## YOUR TASK
Repeat exactly the lines from the line containing "Read this page and output its text content." to the last line of the listing, including both.

Source data
:::::

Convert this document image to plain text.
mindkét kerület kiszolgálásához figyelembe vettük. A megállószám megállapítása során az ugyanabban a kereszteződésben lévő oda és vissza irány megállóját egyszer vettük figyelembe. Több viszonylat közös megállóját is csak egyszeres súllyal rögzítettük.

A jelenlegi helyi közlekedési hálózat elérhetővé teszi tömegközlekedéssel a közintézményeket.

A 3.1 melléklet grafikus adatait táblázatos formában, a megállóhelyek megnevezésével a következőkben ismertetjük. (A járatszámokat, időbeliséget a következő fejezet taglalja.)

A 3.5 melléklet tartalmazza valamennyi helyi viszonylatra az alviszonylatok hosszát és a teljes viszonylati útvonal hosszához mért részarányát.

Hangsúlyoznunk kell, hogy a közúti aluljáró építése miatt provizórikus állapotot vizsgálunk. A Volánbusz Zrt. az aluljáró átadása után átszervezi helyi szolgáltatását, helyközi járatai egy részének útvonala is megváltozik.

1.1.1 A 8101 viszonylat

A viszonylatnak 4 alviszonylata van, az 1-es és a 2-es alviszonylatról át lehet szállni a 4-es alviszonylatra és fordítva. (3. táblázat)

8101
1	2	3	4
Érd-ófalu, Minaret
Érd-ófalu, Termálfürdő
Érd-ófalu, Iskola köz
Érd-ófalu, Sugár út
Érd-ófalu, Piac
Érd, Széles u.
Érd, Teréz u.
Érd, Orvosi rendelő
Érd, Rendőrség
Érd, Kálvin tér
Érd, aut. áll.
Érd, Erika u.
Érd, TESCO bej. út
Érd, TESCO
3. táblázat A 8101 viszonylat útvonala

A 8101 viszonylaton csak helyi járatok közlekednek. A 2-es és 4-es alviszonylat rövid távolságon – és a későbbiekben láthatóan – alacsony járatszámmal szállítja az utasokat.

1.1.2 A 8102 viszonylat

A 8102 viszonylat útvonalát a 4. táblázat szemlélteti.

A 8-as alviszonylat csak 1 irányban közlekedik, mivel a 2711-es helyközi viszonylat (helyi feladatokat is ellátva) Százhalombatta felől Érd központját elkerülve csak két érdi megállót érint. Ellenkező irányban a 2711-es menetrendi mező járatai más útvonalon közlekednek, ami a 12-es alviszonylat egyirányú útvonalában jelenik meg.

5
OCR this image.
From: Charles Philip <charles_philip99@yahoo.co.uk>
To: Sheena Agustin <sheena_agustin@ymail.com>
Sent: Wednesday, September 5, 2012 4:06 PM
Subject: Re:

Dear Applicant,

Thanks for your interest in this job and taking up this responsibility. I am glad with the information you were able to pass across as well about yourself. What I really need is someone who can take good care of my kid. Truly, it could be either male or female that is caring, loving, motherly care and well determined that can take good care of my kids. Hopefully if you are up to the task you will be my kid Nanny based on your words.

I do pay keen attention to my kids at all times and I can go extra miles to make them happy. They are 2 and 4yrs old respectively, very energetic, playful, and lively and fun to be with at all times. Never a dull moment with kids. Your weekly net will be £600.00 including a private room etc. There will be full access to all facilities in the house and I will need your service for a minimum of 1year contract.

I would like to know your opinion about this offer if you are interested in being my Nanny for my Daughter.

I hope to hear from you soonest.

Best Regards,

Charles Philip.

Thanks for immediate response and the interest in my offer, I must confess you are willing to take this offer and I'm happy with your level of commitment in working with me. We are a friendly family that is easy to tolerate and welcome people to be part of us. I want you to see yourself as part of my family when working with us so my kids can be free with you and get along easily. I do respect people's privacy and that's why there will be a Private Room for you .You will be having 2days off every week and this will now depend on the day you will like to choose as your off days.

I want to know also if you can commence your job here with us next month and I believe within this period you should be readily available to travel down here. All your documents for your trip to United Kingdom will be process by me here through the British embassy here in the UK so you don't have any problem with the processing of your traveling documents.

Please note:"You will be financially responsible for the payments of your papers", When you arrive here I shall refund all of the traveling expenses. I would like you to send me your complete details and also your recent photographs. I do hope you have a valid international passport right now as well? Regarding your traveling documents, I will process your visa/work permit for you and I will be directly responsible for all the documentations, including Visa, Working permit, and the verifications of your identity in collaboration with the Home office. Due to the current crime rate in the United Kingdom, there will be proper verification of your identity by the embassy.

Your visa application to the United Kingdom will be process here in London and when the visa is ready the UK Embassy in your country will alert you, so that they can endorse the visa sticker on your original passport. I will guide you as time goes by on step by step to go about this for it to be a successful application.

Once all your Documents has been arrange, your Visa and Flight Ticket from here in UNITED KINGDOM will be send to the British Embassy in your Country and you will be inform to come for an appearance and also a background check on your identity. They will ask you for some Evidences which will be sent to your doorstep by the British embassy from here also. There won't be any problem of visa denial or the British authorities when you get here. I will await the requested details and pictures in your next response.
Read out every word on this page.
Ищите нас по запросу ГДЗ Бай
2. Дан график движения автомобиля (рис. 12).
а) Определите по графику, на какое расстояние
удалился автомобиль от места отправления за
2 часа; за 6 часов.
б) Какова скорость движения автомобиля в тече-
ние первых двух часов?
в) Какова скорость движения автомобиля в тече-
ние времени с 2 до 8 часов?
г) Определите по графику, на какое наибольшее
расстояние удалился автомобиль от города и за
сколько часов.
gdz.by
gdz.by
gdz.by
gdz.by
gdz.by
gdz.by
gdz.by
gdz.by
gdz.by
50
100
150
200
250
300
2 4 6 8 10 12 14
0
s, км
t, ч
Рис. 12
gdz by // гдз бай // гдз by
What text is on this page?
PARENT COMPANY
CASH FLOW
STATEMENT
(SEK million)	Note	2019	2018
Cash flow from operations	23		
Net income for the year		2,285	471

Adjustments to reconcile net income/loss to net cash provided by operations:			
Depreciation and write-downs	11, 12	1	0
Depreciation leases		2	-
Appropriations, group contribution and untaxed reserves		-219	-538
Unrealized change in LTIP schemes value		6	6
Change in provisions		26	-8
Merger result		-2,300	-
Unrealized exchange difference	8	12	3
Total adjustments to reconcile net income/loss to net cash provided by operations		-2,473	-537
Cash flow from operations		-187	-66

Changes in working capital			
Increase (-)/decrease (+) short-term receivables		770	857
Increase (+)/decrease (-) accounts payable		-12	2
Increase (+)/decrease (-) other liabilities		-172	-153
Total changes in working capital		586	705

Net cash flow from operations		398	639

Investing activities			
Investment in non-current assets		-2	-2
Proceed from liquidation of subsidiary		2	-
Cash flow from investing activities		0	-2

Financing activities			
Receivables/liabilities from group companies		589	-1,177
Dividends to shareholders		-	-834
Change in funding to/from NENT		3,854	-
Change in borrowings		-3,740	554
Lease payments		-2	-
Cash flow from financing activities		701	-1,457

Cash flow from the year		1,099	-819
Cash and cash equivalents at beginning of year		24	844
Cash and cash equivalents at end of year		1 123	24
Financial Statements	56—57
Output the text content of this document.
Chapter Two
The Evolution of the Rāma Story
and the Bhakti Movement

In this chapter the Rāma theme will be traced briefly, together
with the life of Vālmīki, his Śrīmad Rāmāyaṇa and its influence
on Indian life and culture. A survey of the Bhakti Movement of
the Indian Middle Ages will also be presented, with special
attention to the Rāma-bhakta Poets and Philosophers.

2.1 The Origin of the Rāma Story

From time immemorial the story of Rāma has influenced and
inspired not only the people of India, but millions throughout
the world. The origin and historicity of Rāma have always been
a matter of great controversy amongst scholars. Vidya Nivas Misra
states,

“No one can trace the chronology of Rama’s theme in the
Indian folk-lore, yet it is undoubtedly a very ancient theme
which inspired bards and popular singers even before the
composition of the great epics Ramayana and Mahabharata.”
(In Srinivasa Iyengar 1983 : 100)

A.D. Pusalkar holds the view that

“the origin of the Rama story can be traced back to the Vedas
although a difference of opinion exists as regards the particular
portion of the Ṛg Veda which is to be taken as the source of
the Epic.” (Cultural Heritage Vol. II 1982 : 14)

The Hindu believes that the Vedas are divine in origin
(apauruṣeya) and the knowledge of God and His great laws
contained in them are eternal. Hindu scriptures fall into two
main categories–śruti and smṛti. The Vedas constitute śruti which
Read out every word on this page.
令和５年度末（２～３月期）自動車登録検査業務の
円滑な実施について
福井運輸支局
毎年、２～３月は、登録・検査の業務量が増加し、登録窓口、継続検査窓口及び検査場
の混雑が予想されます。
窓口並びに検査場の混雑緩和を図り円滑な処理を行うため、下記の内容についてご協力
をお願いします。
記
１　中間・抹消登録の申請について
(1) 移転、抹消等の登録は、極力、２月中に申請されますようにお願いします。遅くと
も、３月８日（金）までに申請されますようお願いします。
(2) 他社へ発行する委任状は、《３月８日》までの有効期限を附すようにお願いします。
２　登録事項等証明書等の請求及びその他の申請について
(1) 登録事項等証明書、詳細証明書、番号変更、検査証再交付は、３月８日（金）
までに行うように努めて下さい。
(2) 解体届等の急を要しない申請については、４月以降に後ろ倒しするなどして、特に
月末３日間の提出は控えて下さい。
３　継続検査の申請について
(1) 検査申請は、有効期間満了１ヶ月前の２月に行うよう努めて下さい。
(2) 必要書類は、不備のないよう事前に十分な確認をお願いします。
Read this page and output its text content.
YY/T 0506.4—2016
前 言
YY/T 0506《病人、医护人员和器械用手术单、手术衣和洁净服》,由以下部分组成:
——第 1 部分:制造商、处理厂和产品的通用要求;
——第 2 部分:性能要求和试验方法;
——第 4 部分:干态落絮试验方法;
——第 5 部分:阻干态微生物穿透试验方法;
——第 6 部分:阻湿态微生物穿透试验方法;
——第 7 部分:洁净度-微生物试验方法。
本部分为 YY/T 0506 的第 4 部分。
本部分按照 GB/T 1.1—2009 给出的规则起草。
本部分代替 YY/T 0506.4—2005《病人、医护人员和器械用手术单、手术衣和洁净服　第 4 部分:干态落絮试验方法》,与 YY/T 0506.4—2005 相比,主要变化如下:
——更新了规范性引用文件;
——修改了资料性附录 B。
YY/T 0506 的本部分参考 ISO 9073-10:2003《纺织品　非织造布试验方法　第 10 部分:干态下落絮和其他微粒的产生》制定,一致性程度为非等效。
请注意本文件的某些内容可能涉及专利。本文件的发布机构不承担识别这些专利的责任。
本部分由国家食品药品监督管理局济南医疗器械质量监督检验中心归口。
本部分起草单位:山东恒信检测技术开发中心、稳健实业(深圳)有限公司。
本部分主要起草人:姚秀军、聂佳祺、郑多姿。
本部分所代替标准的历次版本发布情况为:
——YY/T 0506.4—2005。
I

:::::

## SOLUTION TO THIS PROBLEM
Read this page and output its text content.
YY/T 0506.4—2016
前 言
YY/T 0506《病人、医护人员和器械用手术单、手术衣和洁净服》,由以下部分组成:
——第 1 部分:制造商、处理厂和产品的通用要求;
——第 2 部分:性能要求和试验方法;
——第 4 部分:干态落絮试验方法;
——第 5 部分:阻干态微生物穿透试验方法;
——第 6 部分:阻湿态微生物穿透试验方法;
——第 7 部分:洁净度-微生物试验方法。
本部分为 YY/T 0506 的第 4 部分。
本部分按照 GB/T 1.1—2009 给出的规则起草。
本部分代替 YY/T 0506.4—2005《病人、医护人员和器械用手术单、手术衣和洁净服　第 4 部分:干态落絮试验方法》,与 YY/T 0506.4—2005 相比,主要变化如下:
——更新了规范性引用文件;
——修改了资料性附录 B。
YY/T 0506 的本部分参考 ISO 9073-10:2003《纺织品　非织造布试验方法　第 10 部分:干态下落絮和其他微粒的产生》制定,一致性程度为非等效。
请注意本文件的某些内容可能涉及专利。本文件的发布机构不承担识别这些专利的责任。
本部分由国家食品药品监督管理局济南医疗器械质量监督检验中心归口。
本部分起草单位:山东恒信检测技术开发中心、稳健实业(深圳)有限公司。
本部分主要起草人:姚秀军、聂佳祺、郑多姿。
本部分所代替标准的历次版本发布情况为:
——YY/T 0506.4—2005。
I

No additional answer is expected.